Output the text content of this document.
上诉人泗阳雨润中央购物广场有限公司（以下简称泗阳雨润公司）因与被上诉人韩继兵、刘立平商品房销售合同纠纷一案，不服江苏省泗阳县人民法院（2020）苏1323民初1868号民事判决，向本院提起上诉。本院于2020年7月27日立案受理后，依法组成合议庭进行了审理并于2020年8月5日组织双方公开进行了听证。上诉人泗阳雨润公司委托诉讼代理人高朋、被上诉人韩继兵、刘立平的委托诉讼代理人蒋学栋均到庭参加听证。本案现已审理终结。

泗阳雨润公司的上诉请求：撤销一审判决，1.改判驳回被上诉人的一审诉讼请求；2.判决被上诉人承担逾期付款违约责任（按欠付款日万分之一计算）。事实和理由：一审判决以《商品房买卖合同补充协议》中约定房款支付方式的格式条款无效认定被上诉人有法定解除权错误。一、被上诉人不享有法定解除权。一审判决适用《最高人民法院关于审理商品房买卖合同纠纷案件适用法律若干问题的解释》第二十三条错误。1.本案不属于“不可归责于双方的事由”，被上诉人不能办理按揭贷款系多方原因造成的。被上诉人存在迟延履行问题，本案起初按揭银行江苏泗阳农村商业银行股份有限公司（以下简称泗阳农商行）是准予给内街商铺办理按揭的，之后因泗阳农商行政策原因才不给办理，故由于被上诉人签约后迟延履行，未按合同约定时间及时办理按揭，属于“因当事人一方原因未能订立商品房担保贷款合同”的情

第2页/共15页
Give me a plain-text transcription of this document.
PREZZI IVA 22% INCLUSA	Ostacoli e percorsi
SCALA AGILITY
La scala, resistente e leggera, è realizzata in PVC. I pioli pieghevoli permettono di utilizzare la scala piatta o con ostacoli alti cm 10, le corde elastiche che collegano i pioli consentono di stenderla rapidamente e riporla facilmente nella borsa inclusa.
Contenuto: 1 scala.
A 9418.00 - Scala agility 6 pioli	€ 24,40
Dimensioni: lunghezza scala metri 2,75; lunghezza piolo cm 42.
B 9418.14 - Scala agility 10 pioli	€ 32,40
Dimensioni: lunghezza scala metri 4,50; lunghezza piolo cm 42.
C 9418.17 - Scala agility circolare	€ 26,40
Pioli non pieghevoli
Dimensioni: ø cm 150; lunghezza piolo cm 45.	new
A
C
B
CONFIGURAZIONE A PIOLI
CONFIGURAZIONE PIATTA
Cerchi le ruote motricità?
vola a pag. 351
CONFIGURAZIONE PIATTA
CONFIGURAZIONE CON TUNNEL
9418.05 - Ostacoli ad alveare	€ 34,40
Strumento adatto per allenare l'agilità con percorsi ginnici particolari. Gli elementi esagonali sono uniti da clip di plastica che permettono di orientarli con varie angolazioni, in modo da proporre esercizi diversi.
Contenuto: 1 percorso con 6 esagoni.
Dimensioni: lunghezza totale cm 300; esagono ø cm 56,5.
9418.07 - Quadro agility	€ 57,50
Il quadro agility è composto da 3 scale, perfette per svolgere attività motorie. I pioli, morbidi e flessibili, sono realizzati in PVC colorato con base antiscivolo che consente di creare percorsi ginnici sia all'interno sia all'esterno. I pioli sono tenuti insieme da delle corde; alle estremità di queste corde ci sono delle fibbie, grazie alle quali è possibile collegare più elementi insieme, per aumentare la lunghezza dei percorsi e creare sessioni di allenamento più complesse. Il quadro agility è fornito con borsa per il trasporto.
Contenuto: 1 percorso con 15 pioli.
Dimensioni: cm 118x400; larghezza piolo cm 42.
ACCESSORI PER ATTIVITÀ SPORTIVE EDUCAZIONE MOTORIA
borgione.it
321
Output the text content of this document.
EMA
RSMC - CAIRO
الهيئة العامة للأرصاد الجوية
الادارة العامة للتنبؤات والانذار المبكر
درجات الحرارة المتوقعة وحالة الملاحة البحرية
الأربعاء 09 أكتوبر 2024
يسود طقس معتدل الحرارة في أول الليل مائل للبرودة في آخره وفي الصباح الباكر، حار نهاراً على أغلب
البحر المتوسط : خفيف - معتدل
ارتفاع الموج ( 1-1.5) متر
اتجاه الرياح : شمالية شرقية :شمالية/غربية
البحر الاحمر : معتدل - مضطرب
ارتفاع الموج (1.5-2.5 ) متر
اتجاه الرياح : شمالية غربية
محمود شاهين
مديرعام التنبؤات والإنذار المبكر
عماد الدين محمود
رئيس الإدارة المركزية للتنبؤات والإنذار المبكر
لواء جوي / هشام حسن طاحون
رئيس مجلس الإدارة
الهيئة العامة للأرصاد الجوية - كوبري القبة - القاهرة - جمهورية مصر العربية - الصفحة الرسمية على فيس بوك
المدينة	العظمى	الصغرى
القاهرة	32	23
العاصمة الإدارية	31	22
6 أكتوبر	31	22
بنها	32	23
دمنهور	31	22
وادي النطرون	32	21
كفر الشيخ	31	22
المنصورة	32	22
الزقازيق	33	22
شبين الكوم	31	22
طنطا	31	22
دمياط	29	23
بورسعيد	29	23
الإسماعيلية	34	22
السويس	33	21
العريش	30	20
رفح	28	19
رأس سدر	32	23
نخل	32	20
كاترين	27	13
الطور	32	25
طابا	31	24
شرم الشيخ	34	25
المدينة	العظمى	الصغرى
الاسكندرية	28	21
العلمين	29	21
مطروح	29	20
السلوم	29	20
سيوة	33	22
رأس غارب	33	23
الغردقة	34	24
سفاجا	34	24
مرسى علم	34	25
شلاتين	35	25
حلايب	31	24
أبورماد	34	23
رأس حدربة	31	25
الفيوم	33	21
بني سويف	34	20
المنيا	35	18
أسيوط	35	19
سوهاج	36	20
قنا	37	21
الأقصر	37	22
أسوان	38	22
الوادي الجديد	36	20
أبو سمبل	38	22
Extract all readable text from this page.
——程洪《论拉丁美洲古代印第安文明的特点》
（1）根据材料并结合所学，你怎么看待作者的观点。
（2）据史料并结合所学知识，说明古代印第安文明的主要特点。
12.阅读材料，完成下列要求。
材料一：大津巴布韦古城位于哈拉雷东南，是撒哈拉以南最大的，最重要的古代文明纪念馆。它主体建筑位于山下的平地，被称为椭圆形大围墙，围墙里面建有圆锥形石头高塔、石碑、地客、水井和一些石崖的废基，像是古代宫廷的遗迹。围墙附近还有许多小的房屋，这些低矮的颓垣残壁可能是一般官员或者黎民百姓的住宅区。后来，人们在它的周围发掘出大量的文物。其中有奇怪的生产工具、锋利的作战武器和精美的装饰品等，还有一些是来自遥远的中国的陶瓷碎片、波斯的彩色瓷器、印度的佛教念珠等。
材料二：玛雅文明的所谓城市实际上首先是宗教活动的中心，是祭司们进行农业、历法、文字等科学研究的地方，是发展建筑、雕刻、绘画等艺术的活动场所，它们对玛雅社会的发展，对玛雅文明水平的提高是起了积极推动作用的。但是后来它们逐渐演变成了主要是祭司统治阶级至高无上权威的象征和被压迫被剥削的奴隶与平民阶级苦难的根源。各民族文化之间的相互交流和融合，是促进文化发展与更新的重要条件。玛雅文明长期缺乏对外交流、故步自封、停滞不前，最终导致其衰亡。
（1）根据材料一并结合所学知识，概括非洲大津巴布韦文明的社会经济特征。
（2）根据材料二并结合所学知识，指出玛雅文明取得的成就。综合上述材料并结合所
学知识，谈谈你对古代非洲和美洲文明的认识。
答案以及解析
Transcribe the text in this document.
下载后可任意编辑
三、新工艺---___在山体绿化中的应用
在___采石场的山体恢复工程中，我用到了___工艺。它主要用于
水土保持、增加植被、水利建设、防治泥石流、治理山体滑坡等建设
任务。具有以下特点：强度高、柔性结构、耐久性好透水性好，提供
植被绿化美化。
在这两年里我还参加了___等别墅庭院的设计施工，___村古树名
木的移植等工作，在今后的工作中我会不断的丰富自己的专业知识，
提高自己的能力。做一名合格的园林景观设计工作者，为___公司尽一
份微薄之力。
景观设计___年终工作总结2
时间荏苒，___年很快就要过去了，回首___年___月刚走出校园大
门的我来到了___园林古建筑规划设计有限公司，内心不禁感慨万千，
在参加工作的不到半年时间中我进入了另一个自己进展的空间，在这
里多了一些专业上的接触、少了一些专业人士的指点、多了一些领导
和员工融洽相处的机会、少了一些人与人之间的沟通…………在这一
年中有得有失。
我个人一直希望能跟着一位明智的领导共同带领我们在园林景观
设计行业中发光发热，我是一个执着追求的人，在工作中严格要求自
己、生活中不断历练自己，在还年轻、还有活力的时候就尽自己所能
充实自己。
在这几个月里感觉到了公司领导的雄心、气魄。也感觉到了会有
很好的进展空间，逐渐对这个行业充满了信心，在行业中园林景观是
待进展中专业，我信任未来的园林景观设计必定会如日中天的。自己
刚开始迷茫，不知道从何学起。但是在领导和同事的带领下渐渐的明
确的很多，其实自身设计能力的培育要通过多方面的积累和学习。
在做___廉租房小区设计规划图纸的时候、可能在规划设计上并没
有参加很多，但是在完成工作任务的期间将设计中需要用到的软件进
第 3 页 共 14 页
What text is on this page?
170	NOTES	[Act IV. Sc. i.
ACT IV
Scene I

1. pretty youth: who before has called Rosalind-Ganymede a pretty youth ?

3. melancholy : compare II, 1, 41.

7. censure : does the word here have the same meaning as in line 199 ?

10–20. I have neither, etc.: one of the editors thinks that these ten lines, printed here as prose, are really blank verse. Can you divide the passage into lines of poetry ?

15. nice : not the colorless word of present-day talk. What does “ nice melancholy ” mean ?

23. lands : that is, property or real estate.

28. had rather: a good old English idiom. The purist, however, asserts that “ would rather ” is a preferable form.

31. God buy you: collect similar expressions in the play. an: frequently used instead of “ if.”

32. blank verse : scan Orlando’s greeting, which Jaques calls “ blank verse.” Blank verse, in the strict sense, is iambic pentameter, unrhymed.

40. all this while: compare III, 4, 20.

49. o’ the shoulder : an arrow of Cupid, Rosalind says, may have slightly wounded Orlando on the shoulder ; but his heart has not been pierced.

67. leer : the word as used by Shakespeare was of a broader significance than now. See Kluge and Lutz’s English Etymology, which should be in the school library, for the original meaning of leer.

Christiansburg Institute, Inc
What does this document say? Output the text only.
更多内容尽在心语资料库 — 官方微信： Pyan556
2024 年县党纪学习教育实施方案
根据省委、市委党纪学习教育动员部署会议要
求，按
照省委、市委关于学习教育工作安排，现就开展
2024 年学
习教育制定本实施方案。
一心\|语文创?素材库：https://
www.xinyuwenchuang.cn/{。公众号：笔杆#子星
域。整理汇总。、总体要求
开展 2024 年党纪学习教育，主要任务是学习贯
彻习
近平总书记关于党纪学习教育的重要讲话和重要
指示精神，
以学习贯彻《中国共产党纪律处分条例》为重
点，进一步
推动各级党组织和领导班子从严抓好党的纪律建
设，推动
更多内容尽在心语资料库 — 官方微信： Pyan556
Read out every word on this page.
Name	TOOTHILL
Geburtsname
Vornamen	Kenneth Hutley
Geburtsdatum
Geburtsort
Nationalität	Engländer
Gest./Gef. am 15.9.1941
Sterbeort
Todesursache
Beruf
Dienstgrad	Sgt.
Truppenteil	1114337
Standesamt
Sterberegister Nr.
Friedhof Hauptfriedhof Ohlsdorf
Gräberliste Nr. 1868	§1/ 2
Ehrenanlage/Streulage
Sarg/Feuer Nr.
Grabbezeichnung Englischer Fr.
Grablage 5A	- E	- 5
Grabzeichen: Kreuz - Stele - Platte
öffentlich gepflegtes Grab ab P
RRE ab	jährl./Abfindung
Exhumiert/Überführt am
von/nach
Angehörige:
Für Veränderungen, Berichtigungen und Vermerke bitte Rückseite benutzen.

--------------------

What the exercise asks: Every line of the listing that holds "verse" should be found and copied.

Result of the exercise:
10–20. I have neither, etc.: one of the editors thinks that these ten lines, printed here as prose, are really blank verse. Can you divide the passage into lines of poetry ?
32. blank verse : scan Orlando’s greeting, which Jaques calls “ blank verse.” Blank verse, in the strict sense, is iambic pentameter, unrhymed.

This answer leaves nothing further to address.